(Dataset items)

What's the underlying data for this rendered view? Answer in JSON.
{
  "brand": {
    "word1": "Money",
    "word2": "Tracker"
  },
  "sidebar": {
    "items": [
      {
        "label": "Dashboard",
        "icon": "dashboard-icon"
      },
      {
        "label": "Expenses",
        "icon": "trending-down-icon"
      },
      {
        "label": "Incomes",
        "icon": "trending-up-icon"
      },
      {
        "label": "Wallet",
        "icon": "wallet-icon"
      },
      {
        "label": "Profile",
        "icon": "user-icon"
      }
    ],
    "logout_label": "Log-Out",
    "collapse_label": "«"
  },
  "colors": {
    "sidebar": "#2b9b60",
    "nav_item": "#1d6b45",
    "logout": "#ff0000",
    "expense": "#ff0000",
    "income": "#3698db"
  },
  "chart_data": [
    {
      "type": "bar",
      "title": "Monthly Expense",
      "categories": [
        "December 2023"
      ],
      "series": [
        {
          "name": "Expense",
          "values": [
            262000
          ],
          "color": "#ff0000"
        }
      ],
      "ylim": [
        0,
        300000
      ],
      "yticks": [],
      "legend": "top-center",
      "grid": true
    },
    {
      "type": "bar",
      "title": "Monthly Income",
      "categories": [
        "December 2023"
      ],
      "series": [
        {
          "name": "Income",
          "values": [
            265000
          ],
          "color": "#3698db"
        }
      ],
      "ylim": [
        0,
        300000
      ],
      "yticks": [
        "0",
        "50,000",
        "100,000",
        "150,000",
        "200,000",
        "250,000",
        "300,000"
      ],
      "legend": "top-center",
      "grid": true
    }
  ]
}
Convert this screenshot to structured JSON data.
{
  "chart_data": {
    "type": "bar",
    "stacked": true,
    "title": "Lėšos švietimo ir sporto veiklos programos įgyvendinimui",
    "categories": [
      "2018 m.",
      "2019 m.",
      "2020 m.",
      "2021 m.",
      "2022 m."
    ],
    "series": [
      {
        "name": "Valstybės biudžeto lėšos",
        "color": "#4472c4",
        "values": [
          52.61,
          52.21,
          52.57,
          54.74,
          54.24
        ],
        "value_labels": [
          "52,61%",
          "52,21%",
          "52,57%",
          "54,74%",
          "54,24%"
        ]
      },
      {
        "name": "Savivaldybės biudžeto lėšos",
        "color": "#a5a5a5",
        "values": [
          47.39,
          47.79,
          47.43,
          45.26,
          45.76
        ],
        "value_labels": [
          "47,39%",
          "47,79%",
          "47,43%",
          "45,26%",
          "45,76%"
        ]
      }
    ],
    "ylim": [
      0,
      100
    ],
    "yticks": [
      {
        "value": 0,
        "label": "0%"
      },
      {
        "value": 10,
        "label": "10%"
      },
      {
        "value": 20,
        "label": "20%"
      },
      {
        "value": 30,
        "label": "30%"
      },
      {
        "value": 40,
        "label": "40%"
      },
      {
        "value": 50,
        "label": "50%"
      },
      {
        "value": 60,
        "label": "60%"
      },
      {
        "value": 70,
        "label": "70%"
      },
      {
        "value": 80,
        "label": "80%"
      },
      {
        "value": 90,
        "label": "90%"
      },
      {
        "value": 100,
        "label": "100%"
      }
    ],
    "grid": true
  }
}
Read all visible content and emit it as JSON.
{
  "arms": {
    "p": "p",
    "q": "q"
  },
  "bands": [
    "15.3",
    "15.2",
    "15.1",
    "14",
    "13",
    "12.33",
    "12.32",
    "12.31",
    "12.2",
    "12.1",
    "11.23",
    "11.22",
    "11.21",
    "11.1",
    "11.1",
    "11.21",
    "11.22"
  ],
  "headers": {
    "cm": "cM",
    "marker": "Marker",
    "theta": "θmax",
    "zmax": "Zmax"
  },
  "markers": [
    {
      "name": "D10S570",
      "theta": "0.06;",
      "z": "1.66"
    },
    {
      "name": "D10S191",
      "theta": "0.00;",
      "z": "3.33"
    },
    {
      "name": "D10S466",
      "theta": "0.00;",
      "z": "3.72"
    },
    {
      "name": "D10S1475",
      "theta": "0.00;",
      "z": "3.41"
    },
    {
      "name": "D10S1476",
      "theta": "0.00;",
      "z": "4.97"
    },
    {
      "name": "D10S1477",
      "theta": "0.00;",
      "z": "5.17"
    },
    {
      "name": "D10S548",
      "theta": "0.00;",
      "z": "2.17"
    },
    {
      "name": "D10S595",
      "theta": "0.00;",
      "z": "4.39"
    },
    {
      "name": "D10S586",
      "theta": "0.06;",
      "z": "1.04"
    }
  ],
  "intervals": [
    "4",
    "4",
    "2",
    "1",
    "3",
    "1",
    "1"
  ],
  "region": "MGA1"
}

Stated goal> Keep only those lines of the records that hold "this", and return them.

Result>
What's the underlying data for this rendered view? Answer in JSON.
Convert this screenshot to structured JSON data.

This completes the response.